What is being asked ▸
Select, from the data, each line where "JSON" occurs.
:: Material for this task ::
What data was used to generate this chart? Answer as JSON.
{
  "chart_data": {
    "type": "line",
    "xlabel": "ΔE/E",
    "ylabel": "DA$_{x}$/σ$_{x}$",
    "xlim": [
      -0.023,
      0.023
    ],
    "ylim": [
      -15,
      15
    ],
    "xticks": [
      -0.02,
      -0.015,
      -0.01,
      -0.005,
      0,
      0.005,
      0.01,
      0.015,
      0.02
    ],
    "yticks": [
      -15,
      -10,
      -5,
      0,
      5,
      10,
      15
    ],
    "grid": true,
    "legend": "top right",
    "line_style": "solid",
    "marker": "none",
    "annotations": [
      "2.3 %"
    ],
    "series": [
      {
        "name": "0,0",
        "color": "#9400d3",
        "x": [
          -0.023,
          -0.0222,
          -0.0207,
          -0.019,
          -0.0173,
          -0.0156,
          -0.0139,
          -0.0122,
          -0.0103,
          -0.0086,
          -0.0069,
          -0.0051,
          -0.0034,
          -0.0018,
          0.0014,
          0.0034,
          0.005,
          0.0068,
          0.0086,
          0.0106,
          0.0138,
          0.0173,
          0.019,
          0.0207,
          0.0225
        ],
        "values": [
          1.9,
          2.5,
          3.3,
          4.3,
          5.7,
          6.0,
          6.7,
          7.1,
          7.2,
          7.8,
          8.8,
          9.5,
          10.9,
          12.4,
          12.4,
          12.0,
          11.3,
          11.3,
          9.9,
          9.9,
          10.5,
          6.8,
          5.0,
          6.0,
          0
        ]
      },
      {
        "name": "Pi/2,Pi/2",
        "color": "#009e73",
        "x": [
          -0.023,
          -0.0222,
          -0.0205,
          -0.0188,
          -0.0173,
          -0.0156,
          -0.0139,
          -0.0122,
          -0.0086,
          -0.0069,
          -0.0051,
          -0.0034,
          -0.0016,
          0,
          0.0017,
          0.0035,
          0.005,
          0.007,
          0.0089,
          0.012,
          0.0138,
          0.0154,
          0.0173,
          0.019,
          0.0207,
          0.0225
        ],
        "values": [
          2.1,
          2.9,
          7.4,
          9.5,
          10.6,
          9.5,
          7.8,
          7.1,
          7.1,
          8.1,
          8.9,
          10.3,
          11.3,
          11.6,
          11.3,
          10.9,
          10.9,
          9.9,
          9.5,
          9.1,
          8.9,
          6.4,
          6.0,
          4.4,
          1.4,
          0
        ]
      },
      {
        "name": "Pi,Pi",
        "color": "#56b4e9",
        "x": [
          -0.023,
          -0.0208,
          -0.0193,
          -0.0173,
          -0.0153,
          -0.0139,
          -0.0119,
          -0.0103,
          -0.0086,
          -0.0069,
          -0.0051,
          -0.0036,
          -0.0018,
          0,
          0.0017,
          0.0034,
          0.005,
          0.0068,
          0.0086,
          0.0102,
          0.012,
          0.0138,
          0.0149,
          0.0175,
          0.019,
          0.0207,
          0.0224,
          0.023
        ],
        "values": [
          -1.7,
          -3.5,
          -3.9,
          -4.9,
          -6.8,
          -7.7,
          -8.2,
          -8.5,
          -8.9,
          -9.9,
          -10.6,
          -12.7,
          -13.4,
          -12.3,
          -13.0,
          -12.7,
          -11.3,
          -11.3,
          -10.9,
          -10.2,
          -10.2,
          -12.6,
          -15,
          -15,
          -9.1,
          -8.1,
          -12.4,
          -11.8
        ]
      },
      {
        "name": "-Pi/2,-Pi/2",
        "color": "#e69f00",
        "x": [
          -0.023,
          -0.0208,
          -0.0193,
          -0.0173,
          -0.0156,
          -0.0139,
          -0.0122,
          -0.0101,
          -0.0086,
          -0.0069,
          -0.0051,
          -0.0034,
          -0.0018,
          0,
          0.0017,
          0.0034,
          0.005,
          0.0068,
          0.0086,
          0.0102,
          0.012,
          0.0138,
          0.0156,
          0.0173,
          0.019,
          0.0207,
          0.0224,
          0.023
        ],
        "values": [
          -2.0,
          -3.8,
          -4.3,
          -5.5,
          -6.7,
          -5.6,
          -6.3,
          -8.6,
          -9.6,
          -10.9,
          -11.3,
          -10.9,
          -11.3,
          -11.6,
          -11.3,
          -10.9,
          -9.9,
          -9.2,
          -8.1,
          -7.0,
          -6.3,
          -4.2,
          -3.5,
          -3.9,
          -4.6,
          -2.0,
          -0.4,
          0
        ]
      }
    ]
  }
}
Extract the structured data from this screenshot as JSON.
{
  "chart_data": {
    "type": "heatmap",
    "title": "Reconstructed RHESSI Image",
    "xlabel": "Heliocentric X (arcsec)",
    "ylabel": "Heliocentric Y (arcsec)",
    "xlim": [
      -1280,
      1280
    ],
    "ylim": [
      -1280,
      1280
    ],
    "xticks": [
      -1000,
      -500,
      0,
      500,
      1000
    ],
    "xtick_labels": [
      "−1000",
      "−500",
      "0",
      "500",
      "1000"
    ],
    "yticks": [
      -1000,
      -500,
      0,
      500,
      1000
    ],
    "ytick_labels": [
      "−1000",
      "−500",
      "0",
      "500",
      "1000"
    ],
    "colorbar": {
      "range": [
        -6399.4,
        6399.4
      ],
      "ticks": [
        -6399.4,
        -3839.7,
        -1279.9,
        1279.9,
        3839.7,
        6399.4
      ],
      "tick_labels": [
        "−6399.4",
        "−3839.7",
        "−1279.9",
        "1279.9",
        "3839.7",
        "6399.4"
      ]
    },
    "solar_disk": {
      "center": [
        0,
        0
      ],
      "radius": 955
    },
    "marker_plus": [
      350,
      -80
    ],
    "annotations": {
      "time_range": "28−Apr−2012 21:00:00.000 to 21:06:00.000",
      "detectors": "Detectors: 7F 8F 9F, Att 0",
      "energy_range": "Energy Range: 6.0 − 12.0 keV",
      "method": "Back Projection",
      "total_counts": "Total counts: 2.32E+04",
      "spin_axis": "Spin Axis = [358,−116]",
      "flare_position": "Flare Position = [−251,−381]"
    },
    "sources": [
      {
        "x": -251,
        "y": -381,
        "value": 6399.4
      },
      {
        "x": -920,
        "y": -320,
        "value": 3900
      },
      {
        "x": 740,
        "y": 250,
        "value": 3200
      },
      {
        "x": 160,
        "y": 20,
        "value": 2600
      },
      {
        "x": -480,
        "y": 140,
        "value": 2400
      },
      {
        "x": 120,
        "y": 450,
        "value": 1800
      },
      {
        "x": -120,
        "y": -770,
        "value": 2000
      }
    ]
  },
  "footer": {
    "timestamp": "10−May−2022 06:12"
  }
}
:::
Reply ▸
What data was used to generate this chart? Answer as JSON.
Extract the structured data from this screenshot as JSON.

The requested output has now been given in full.